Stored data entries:
<<<<
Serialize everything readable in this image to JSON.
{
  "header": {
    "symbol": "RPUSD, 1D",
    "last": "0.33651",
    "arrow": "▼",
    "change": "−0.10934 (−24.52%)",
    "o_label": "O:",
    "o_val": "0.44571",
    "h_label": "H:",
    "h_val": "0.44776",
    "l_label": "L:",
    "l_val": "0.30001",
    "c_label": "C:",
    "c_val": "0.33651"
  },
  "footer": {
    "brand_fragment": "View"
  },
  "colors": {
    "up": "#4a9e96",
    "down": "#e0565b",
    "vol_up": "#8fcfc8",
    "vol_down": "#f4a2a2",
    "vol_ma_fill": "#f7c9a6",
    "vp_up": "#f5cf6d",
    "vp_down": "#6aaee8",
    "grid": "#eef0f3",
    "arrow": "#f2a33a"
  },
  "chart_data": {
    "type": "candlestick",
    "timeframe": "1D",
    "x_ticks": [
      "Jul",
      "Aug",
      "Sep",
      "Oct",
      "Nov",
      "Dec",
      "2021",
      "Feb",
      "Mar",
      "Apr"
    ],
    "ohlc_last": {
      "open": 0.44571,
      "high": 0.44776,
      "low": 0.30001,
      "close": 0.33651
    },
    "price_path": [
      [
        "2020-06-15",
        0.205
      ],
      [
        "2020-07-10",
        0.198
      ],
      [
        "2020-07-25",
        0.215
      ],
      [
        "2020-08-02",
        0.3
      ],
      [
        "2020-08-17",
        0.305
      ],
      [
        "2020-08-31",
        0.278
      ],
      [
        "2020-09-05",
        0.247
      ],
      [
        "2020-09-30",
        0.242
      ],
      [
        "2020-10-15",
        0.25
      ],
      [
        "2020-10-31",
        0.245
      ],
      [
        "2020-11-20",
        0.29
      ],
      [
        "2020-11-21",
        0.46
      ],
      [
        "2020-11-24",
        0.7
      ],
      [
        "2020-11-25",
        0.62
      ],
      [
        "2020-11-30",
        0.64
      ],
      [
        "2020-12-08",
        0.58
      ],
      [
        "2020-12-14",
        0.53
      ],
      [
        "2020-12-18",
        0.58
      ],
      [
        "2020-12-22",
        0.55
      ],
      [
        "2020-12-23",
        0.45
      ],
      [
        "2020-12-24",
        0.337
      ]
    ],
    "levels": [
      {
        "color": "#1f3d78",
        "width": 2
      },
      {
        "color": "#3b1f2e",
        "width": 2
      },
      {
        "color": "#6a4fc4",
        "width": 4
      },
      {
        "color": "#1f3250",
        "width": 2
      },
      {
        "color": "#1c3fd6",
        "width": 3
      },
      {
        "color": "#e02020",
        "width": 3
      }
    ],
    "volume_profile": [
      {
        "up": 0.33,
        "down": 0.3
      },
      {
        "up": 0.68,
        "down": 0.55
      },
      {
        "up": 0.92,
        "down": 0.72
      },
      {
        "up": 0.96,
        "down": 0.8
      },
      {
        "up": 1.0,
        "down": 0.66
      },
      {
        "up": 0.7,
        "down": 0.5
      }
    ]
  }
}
>>>>
*Required task:* Return every entry verbatim.

*Response to the task:*
Serialize everything readable in this image to JSON.
{
  "header": {
    "symbol": "RPUSD, 1D",
    "last": "0.33651",
    "arrow": "▼",
    "change": "−0.10934 (−24.52%)",
    "o_label": "O:",
    "o_val": "0.44571",
    "h_label": "H:",
    "h_val": "0.44776",
    "l_label": "L:",
    "l_val": "0.30001",
    "c_label": "C:",
    "c_val": "0.33651"
  },
  "footer": {
    "brand_fragment": "View"
  },
  "colors": {
    "up": "#4a9e96",
    "down": "#e0565b",
    "vol_up": "#8fcfc8",
    "vol_down": "#f4a2a2",
    "vol_ma_fill": "#f7c9a6",
    "vp_up": "#f5cf6d",
    "vp_down": "#6aaee8",
    "grid": "#eef0f3",
    "arrow": "#f2a33a"
  },
  "chart_data": {
    "type": "candlestick",
    "timeframe": "1D",
    "x_ticks": [
      "Jul",
      "Aug",
      "Sep",
      "Oct",
      "Nov",
      "Dec",
      "2021",
      "Feb",
      "Mar",
      "Apr"
    ],
    "ohlc_last": {
      "open": 0.44571,
      "high": 0.44776,
      "low": 0.30001,
      "close": 0.33651
    },
    "price_path": [
      [
        "2020-06-15",
        0.205
      ],
      [
        "2020-07-10",
        0.198
      ],
      [
        "2020-07-25",
        0.215
      ],
      [
        "2020-08-02",
        0.3
      ],
      [
        "2020-08-17",
        0.305
      ],
      [
        "2020-08-31",
        0.278
      ],
      [
        "2020-09-05",
        0.247
      ],
      [
        "2020-09-30",
        0.242
      ],
      [
        "2020-10-15",
        0.25
      ],
      [
        "2020-10-31",
        0.245
      ],
      [
        "2020-11-20",
        0.29
      ],
      [
        "2020-11-21",
        0.46
      ],
      [
        "2020-11-24",
        0.7
      ],
      [
        "2020-11-25",
        0.62
      ],
      [
        "2020-11-30",
        0.64
      ],
      [
        "2020-12-08",
        0.58
      ],
      [
        "2020-12-14",
        0.53
      ],
      [
        "2020-12-18",
        0.58
      ],
      [
        "2020-12-22",
        0.55
      ],
      [
        "2020-12-23",
        0.45
      ],
      [
        "2020-12-24",
        0.337
      ]
    ],
    "levels": [
      {
        "color": "#1f3d78",
        "width": 2
      },
      {
        "color": "#3b1f2e",
        "width": 2
      },
      {
        "color": "#6a4fc4",
        "width": 4
      },
      {
        "color": "#1f3250",
        "width": 2
      },
      {
        "color": "#1c3fd6",
        "width": 3
      },
      {
        "color": "#e02020",
        "width": 3
      }
    ],
    "volume_profile": [
      {
        "up": 0.33,
        "down": 0.3
      },
      {
        "up": 0.68,
        "down": 0.55
      },
      {
        "up": 0.92,
        "down": 0.72
      },
      {
        "up": 0.96,
        "down": 0.8
      },
      {
        "up": 1.0,
        "down": 0.66
      },
      {
        "up": 0.7,
        "down": 0.5
      }
    ]
  }
}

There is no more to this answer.